» EXERCISE
Update the items below by replacing every "histogram-bin" with "histogram-bar", and leave all other text unchanged.

» RECORD SET
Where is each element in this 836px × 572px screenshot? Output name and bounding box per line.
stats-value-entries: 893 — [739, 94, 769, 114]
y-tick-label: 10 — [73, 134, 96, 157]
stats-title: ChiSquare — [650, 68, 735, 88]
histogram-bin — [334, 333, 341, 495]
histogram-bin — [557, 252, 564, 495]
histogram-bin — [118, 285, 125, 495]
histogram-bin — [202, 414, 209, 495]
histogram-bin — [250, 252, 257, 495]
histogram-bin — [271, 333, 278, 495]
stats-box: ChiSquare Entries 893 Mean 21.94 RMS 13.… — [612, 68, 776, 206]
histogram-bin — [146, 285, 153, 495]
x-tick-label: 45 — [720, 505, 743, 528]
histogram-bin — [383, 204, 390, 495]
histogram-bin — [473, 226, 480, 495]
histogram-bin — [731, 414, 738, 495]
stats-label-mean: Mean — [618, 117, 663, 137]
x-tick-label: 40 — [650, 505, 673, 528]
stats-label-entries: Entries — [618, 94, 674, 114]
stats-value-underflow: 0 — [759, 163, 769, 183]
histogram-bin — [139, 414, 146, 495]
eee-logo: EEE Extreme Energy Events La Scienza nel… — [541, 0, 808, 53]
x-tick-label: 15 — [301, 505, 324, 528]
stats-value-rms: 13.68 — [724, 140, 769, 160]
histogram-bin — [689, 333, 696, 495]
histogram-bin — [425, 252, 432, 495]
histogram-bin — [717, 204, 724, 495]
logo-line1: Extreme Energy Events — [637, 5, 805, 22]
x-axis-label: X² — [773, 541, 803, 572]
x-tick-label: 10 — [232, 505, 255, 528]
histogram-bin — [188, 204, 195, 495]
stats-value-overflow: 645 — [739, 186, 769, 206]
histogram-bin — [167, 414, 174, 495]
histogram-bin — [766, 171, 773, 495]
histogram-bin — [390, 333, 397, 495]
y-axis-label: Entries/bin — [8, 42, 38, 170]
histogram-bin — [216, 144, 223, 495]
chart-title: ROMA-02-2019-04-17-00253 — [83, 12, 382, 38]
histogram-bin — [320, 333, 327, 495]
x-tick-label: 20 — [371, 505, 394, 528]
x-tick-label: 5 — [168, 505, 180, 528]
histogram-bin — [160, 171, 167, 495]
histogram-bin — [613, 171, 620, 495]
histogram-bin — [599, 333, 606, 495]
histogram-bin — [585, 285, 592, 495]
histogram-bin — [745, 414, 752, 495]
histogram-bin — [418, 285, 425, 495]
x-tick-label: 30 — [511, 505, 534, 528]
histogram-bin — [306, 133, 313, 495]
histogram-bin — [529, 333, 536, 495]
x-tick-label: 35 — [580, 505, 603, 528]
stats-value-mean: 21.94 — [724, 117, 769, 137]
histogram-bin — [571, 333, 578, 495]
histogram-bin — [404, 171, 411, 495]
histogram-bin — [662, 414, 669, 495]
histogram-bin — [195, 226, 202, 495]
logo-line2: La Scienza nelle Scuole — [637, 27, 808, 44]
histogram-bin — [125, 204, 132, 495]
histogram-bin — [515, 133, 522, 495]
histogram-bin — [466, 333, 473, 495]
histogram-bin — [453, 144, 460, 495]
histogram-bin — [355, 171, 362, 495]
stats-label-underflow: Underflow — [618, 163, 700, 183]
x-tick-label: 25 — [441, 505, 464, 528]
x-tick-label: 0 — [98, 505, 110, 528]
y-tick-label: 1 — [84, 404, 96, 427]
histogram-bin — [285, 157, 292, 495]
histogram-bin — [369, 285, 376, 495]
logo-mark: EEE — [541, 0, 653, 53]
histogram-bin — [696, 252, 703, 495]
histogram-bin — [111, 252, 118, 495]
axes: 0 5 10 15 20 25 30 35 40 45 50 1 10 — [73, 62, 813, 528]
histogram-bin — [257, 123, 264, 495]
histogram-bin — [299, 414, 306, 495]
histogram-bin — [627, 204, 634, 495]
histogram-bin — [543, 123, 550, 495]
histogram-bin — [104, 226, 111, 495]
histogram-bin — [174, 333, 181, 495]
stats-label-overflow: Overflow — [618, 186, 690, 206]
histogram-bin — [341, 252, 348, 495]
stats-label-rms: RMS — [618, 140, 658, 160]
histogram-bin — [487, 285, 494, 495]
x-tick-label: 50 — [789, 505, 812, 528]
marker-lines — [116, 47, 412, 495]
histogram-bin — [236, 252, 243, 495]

» SOLUTION FOR THIS PROBLEM
Where is each element in this 836px × 572px screenshot? Output name and bounding box per line.
stats-value-entries: 893 — [739, 94, 769, 114]
y-tick-label: 10 — [73, 134, 96, 157]
stats-title: ChiSquare — [650, 68, 735, 88]
histogram-bar — [334, 333, 341, 495]
histogram-bar — [557, 252, 564, 495]
histogram-bar — [118, 285, 125, 495]
histogram-bar — [202, 414, 209, 495]
histogram-bar — [250, 252, 257, 495]
histogram-bar — [271, 333, 278, 495]
stats-box: ChiSquare Entries 893 Mean 21.94 RMS 13.… — [612, 68, 776, 206]
histogram-bar — [146, 285, 153, 495]
x-tick-label: 45 — [720, 505, 743, 528]
histogram-bar — [383, 204, 390, 495]
histogram-bar — [473, 226, 480, 495]
histogram-bar — [731, 414, 738, 495]
stats-label-mean: Mean — [618, 117, 663, 137]
x-tick-label: 40 — [650, 505, 673, 528]
stats-label-entries: Entries — [618, 94, 674, 114]
stats-value-underflow: 0 — [759, 163, 769, 183]
histogram-bar — [139, 414, 146, 495]
eee-logo: EEE Extreme Energy Events La Scienza nel… — [541, 0, 808, 53]
x-tick-label: 15 — [301, 505, 324, 528]
stats-value-rms: 13.68 — [724, 140, 769, 160]
histogram-bar — [689, 333, 696, 495]
histogram-bar — [425, 252, 432, 495]
histogram-bar — [717, 204, 724, 495]
logo-line1: Extreme Energy Events — [637, 5, 805, 22]
x-axis-label: X² — [773, 541, 803, 572]
x-tick-label: 10 — [232, 505, 255, 528]
histogram-bar — [188, 204, 195, 495]
stats-value-overflow: 645 — [739, 186, 769, 206]
histogram-bar — [167, 414, 174, 495]
histogram-bar — [766, 171, 773, 495]
histogram-bar — [390, 333, 397, 495]
y-axis-label: Entries/bin — [8, 42, 38, 170]
histogram-bar — [216, 144, 223, 495]
chart-title: ROMA-02-2019-04-17-00253 — [83, 12, 382, 38]
histogram-bar — [320, 333, 327, 495]
x-tick-label: 20 — [371, 505, 394, 528]
x-tick-label: 5 — [168, 505, 180, 528]
histogram-bar — [160, 171, 167, 495]
histogram-bar — [613, 171, 620, 495]
histogram-bar — [599, 333, 606, 495]
histogram-bar — [585, 285, 592, 495]
histogram-bar — [745, 414, 752, 495]
histogram-bar — [418, 285, 425, 495]
x-tick-label: 30 — [511, 505, 534, 528]
histogram-bar — [306, 133, 313, 495]
histogram-bar — [529, 333, 536, 495]
x-tick-label: 35 — [580, 505, 603, 528]
stats-value-mean: 21.94 — [724, 117, 769, 137]
histogram-bar — [571, 333, 578, 495]
histogram-bar — [404, 171, 411, 495]
histogram-bar — [662, 414, 669, 495]
histogram-bar — [195, 226, 202, 495]
logo-line2: La Scienza nelle Scuole — [637, 27, 808, 44]
histogram-bar — [125, 204, 132, 495]
histogram-bar — [515, 133, 522, 495]
histogram-bar — [466, 333, 473, 495]
histogram-bar — [453, 144, 460, 495]
histogram-bar — [355, 171, 362, 495]
stats-label-underflow: Underflow — [618, 163, 700, 183]
x-tick-label: 25 — [441, 505, 464, 528]
x-tick-label: 0 — [98, 505, 110, 528]
y-tick-label: 1 — [84, 404, 96, 427]
histogram-bar — [285, 157, 292, 495]
histogram-bar — [369, 285, 376, 495]
logo-mark: EEE — [541, 0, 653, 53]
histogram-bar — [696, 252, 703, 495]
histogram-bar — [111, 252, 118, 495]
axes: 0 5 10 15 20 25 30 35 40 45 50 1 10 — [73, 62, 813, 528]
histogram-bar — [257, 123, 264, 495]
histogram-bar — [299, 414, 306, 495]
histogram-bar — [627, 204, 634, 495]
histogram-bar — [543, 123, 550, 495]
histogram-bar — [104, 226, 111, 495]
histogram-bar — [174, 333, 181, 495]
stats-label-overflow: Overflow — [618, 186, 690, 206]
histogram-bar — [341, 252, 348, 495]
stats-label-rms: RMS — [618, 140, 658, 160]
histogram-bar — [487, 285, 494, 495]
x-tick-label: 50 — [789, 505, 812, 528]
marker-lines — [116, 47, 412, 495]
histogram-bar — [236, 252, 243, 495]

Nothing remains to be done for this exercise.